#### Exercise brief:
Beneath this task is a listing; retype all of it exactly.

#### Excerpted data:

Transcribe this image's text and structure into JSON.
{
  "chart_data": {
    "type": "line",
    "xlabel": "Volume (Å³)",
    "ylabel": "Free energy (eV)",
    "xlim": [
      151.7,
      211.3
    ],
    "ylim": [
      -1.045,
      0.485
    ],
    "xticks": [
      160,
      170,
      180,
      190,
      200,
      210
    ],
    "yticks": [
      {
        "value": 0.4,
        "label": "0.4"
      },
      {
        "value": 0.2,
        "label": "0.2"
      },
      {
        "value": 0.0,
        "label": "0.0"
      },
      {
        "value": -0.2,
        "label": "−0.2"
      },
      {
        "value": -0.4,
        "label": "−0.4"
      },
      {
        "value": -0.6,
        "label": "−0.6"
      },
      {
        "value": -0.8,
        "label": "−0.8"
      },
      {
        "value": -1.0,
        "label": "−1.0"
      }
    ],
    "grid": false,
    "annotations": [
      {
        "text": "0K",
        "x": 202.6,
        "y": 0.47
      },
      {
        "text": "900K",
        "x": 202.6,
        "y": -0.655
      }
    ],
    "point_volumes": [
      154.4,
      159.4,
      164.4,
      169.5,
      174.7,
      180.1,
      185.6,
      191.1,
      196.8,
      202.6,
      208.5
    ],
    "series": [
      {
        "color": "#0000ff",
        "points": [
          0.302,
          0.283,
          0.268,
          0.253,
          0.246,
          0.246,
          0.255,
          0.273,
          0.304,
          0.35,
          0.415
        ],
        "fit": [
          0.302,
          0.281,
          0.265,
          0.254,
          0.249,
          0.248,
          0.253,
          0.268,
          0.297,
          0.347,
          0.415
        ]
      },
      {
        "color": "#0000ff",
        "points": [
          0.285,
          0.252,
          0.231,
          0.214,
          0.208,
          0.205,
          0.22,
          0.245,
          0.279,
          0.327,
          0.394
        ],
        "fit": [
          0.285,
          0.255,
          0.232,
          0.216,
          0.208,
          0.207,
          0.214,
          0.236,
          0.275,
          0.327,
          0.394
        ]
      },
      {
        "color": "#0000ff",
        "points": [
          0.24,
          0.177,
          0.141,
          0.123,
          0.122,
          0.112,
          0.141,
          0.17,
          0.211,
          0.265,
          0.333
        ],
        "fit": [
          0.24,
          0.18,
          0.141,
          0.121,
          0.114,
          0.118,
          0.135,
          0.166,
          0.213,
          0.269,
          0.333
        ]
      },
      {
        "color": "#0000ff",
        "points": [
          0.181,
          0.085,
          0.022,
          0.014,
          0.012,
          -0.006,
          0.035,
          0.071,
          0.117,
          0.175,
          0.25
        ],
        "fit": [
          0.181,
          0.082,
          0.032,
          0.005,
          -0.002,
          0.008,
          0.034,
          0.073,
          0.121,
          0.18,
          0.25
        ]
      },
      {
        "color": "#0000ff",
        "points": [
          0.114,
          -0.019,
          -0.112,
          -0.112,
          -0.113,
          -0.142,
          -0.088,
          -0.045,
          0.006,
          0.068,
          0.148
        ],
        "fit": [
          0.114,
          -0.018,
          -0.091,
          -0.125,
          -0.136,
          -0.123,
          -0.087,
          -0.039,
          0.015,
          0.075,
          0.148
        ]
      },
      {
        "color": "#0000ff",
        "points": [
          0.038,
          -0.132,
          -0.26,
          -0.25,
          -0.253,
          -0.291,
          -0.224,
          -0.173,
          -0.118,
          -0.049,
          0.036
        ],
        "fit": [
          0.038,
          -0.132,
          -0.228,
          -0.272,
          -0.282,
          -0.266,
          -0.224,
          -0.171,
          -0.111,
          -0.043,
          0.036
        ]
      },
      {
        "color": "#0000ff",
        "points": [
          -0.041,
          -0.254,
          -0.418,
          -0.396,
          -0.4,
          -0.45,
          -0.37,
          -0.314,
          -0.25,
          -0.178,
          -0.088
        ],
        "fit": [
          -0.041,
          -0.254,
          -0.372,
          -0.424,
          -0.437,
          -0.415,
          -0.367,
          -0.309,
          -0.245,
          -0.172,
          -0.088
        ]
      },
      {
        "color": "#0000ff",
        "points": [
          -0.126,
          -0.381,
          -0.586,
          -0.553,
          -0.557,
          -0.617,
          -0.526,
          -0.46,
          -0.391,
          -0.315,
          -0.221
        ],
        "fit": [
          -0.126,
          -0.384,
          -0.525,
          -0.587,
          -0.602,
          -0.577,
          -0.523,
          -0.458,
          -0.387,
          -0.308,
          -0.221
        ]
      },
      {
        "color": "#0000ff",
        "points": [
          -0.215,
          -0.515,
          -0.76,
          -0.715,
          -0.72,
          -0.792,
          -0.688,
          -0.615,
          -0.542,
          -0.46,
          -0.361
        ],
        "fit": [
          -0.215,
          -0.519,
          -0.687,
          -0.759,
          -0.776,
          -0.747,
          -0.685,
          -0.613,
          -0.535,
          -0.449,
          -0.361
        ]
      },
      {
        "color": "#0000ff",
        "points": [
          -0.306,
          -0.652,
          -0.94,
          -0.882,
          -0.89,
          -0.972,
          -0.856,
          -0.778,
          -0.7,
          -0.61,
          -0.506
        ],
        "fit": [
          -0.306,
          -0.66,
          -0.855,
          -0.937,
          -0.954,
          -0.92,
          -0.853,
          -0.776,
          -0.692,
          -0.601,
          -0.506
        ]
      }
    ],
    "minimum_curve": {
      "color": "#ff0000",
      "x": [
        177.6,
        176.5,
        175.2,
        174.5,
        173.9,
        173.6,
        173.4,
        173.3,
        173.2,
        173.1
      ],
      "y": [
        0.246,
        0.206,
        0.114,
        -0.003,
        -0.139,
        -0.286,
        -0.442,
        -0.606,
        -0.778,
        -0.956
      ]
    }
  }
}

#### Result of the exercise:
Transcribe this image's text and structure into JSON.
{
  "chart_data": {
    "type": "line",
    "xlabel": "Volume (Å³)",
    "ylabel": "Free energy (eV)",
    "xlim": [
      151.7,
      211.3
    ],
    "ylim": [
      -1.045,
      0.485
    ],
    "xticks": [
      160,
      170,
      180,
      190,
      200,
      210
    ],
    "yticks": [
      {
        "value": 0.4,
        "label": "0.4"
      },
      {
        "value": 0.2,
        "label": "0.2"
      },
      {
        "value": 0.0,
        "label": "0.0"
      },
      {
        "value": -0.2,
        "label": "−0.2"
      },
      {
        "value": -0.4,
        "label": "−0.4"
      },
      {
        "value": -0.6,
        "label": "−0.6"
      },
      {
        "value": -0.8,
        "label": "−0.8"
      },
      {
        "value": -1.0,
        "label": "−1.0"
      }
    ],
    "grid": false,
    "annotations": [
      {
        "text": "0K",
        "x": 202.6,
        "y": 0.47
      },
      {
        "text": "900K",
        "x": 202.6,
        "y": -0.655
      }
    ],
    "point_volumes": [
      154.4,
      159.4,
      164.4,
      169.5,
      174.7,
      180.1,
      185.6,
      191.1,
      196.8,
      202.6,
      208.5
    ],
    "series": [
      {
        "color": "#0000ff",
        "points": [
          0.302,
          0.283,
          0.268,
          0.253,
          0.246,
          0.246,
          0.255,
          0.273,
          0.304,
          0.35,
          0.415
        ],
        "fit": [
          0.302,
          0.281,
          0.265,
          0.254,
          0.249,
          0.248,
          0.253,
          0.268,
          0.297,
          0.347,
          0.415
        ]
      },
      {
        "color": "#0000ff",
        "points": [
          0.285,
          0.252,
          0.231,
          0.214,
          0.208,
          0.205,
          0.22,
          0.245,
          0.279,
          0.327,
          0.394
        ],
        "fit": [
          0.285,
          0.255,
          0.232,
          0.216,
          0.208,
          0.207,
          0.214,
          0.236,
          0.275,
          0.327,
          0.394
        ]
      },
      {
        "color": "#0000ff",
        "points": [
          0.24,
          0.177,
          0.141,
          0.123,
          0.122,
          0.112,
          0.141,
          0.17,
          0.211,
          0.265,
          0.333
        ],
        "fit": [
          0.24,
          0.18,
          0.141,
          0.121,
          0.114,
          0.118,
          0.135,
          0.166,
          0.213,
          0.269,
          0.333
        ]
      },
      {
        "color": "#0000ff",
        "points": [
          0.181,
          0.085,
          0.022,
          0.014,
          0.012,
          -0.006,
          0.035,
          0.071,
          0.117,
          0.175,
          0.25
        ],
        "fit": [
          0.181,
          0.082,
          0.032,
          0.005,
          -0.002,
          0.008,
          0.034,
          0.073,
          0.121,
          0.18,
          0.25
        ]
      },
      {
        "color": "#0000ff",
        "points": [
          0.114,
          -0.019,
          -0.112,
          -0.112,
          -0.113,
          -0.142,
          -0.088,
          -0.045,
          0.006,
          0.068,
          0.148
        ],
        "fit": [
          0.114,
          -0.018,
          -0.091,
          -0.125,
          -0.136,
          -0.123,
          -0.087,
          -0.039,
          0.015,
          0.075,
          0.148
        ]
      },
      {
        "color": "#0000ff",
        "points": [
          0.038,
          -0.132,
          -0.26,
          -0.25,
          -0.253,
          -0.291,
          -0.224,
          -0.173,
          -0.118,
          -0.049,
          0.036
        ],
        "fit": [
          0.038,
          -0.132,
          -0.228,
          -0.272,
          -0.282,
          -0.266,
          -0.224,
          -0.171,
          -0.111,
          -0.043,
          0.036
        ]
      },
      {
        "color": "#0000ff",
        "points": [
          -0.041,
          -0.254,
          -0.418,
          -0.396,
          -0.4,
          -0.45,
          -0.37,
          -0.314,
          -0.25,
          -0.178,
          -0.088
        ],
        "fit": [
          -0.041,
          -0.254,
          -0.372,
          -0.424,
          -0.437,
          -0.415,
          -0.367,
          -0.309,
          -0.245,
          -0.172,
          -0.088
        ]
      },
      {
        "color": "#0000ff",
        "points": [
          -0.126,
          -0.381,
          -0.586,
          -0.553,
          -0.557,
          -0.617,
          -0.526,
          -0.46,
          -0.391,
          -0.315,
          -0.221
        ],
        "fit": [
          -0.126,
          -0.384,
          -0.525,
          -0.587,
          -0.602,
          -0.577,
          -0.523,
          -0.458,
          -0.387,
          -0.308,
          -0.221
        ]
      },
      {
        "color": "#0000ff",
        "points": [
          -0.215,
          -0.515,
          -0.76,
          -0.715,
          -0.72,
          -0.792,
          -0.688,
          -0.615,
          -0.542,
          -0.46,
          -0.361
        ],
        "fit": [
          -0.215,
          -0.519,
          -0.687,
          -0.759,
          -0.776,
          -0.747,
          -0.685,
          -0.613,
          -0.535,
          -0.449,
          -0.361
        ]
      },
      {
        "color": "#0000ff",
        "points": [
          -0.306,
          -0.652,
          -0.94,
          -0.882,
          -0.89,
          -0.972,
          -0.856,
          -0.778,
          -0.7,
          -0.61,
          -0.506
        ],
        "fit": [
          -0.306,
          -0.66,
          -0.855,
          -0.937,
          -0.954,
          -0.92,
          -0.853,
          -0.776,
          -0.692,
          -0.601,
          -0.506
        ]
      }
    ],
    "minimum_curve": {
      "color": "#ff0000",
      "x": [
        177.6,
        176.5,
        175.2,
        174.5,
        173.9,
        173.6,
        173.4,
        173.3,
        173.2,
        173.1
      ],
      "y": [
        0.246,
        0.206,
        0.114,
        -0.003,
        -0.139,
        -0.286,
        -0.442,
        -0.606,
        -0.778,
        -0.956
      ]
    }
  }
}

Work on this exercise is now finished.